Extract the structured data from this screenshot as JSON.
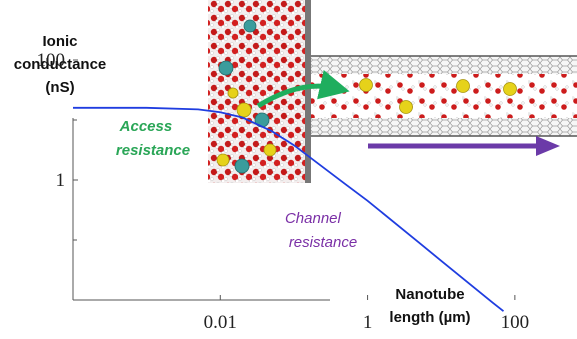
{
  "chart_data": {
    "type": "line",
    "xlabel_lines": [
      "Nanotube",
      "length (µm)"
    ],
    "ylabel_lines": [
      "Ionic",
      "conductance",
      "(nS)"
    ],
    "xscale": "log",
    "yscale": "log",
    "xlim": [
      0.0001,
      300
    ],
    "ylim": [
      0.01,
      1000
    ],
    "x_ticks": [
      {
        "value": 0.01,
        "label": "0.01"
      },
      {
        "value": 1,
        "label": "1"
      },
      {
        "value": 100,
        "label": "100"
      }
    ],
    "y_ticks": [
      {
        "value": 1,
        "label": "1"
      },
      {
        "value": 100,
        "label": "100"
      }
    ],
    "y_minor_ticks": [
      0.1,
      10
    ],
    "series": [
      {
        "color": "#1f3de0",
        "x": [
          0.0001,
          0.001,
          0.005,
          0.01,
          0.02,
          0.05,
          0.1,
          0.5,
          1,
          5,
          10,
          50,
          70
        ],
        "y": [
          16,
          16,
          15,
          13.5,
          11,
          6.5,
          3.8,
          0.85,
          0.45,
          0.09,
          0.045,
          0.009,
          0.0065
        ]
      }
    ],
    "annotations": [
      {
        "lines": [
          "Access",
          "resistance"
        ],
        "color": "#2aa657"
      },
      {
        "lines": [
          "Channel",
          "resistance"
        ],
        "color": "#7a2fa6"
      }
    ],
    "grid": false
  },
  "inset": {
    "description_icon": "nanotube-simulation-snapshot-icon",
    "green_arrow_color": "#1fae5e",
    "purple_arrow_color": "#6b3aa8"
  }
}
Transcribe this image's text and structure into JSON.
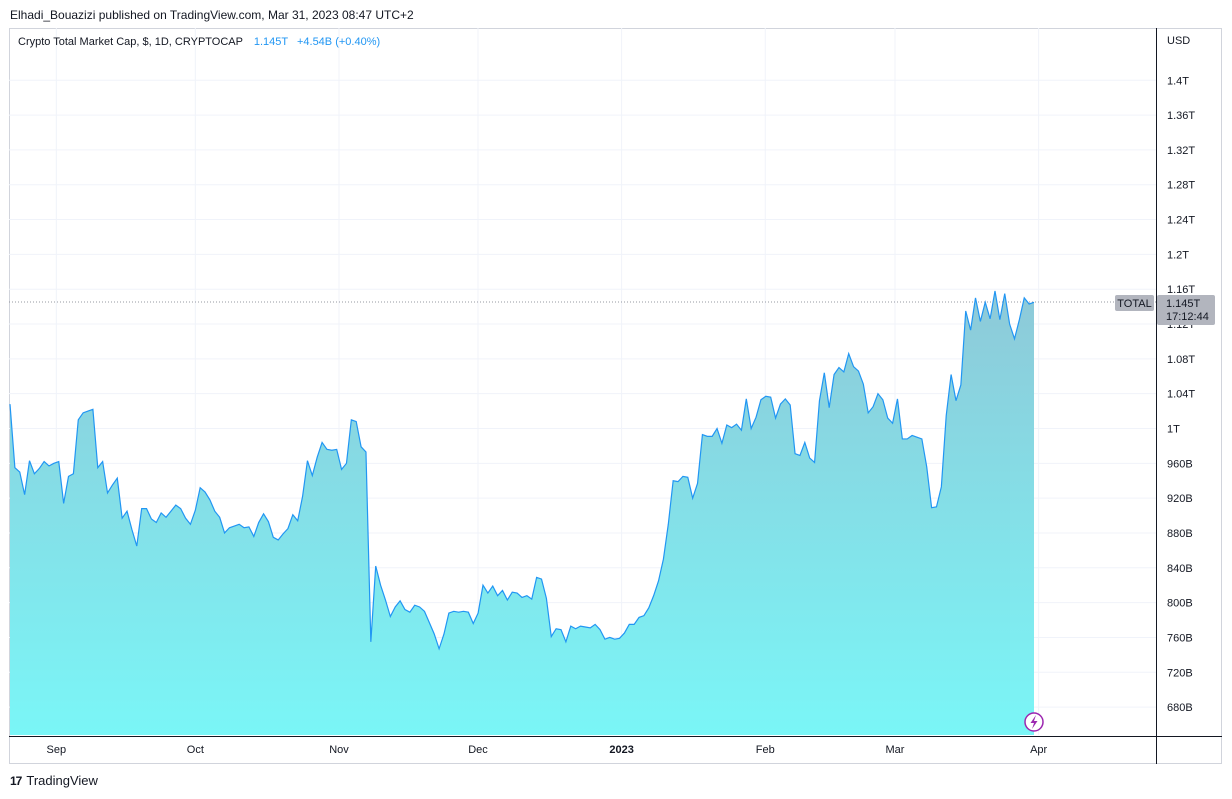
{
  "header": {
    "publisher_line": "Elhadi_Bouazizi published on TradingView.com, Mar 31, 2023 08:47 UTC+2"
  },
  "legend": {
    "symbol_line": "Crypto Total Market Cap, $, 1D, CRYPTOCAP",
    "value": "1.145T",
    "change": "+4.54B (+0.40%)"
  },
  "price_axis": {
    "currency": "USD",
    "labels": [
      "1.4T",
      "1.36T",
      "1.32T",
      "1.28T",
      "1.24T",
      "1.2T",
      "1.16T",
      "1.12T",
      "1.08T",
      "1.04T",
      "1T",
      "960B",
      "920B",
      "880B",
      "840B",
      "800B",
      "760B",
      "720B",
      "680B"
    ]
  },
  "time_axis": {
    "labels": [
      "Sep",
      "Oct",
      "Nov",
      "Dec",
      "2023",
      "Feb",
      "Mar",
      "Apr"
    ]
  },
  "price_tag": {
    "symbol": "TOTAL",
    "price": "1.145T",
    "countdown": "17:12:44"
  },
  "footer": {
    "brand": "TradingView",
    "logo_text": "17"
  },
  "colors": {
    "line": "#2196f3",
    "fill_top": "#8ec9d8",
    "fill_bottom": "#7af6f7",
    "bolt": "#9c27b0"
  },
  "icons": [
    "lightning-icon",
    "tradingview-logo-icon"
  ],
  "chart_data": {
    "type": "area",
    "title": "Crypto Total Market Cap, $, 1D, CRYPTOCAP",
    "ylabel": "USD",
    "ylim": [
      650,
      1430
    ],
    "y_unit": "billion USD",
    "grid": true,
    "x_start": "2022-08-22",
    "x_end": "2023-03-31",
    "series": [
      {
        "values": [
          1028,
          955,
          950,
          924,
          963,
          948,
          954,
          962,
          957,
          960,
          962,
          914,
          945,
          948,
          1010,
          1018,
          1020,
          1022,
          955,
          962,
          926,
          935,
          943,
          897,
          905,
          884,
          865,
          908,
          908,
          896,
          892,
          903,
          898,
          905,
          912,
          908,
          897,
          890,
          906,
          932,
          927,
          918,
          905,
          898,
          880,
          886,
          888,
          890,
          886,
          887,
          876,
          892,
          902,
          893,
          875,
          872,
          879,
          885,
          901,
          894,
          922,
          963,
          946,
          967,
          984,
          976,
          975,
          976,
          953,
          960,
          1010,
          1008,
          979,
          973,
          755,
          842,
          820,
          803,
          784,
          795,
          802,
          792,
          789,
          797,
          795,
          790,
          777,
          764,
          747,
          764,
          788,
          790,
          789,
          790,
          789,
          776,
          788,
          820,
          811,
          819,
          808,
          814,
          803,
          812,
          811,
          806,
          808,
          804,
          829,
          827,
          805,
          761,
          770,
          769,
          755,
          773,
          770,
          773,
          772,
          771,
          775,
          769,
          758,
          760,
          758,
          759,
          765,
          775,
          775,
          783,
          785,
          794,
          808,
          825,
          850,
          890,
          940,
          939,
          945,
          944,
          920,
          937,
          993,
          991,
          991,
          1000,
          983,
          1004,
          1001,
          1005,
          998,
          1034,
          1000,
          1013,
          1033,
          1037,
          1036,
          1012,
          1028,
          1034,
          1027,
          971,
          969,
          984,
          966,
          961,
          1032,
          1064,
          1024,
          1062,
          1070,
          1065,
          1086,
          1071,
          1066,
          1051,
          1018,
          1025,
          1040,
          1033,
          1012,
          1006,
          1034,
          988,
          988,
          992,
          990,
          988,
          956,
          909,
          910,
          933,
          1015,
          1062,
          1032,
          1050,
          1135,
          1113,
          1150,
          1123,
          1145,
          1126,
          1158,
          1125,
          1155,
          1120,
          1103,
          1125,
          1150,
          1143,
          1145
        ]
      }
    ]
  }
}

STATED GOAL —
In the entries above, how many lines contain the word "Crypto"? Answer with the number only.

RESULT OF THE EXERCISE —
2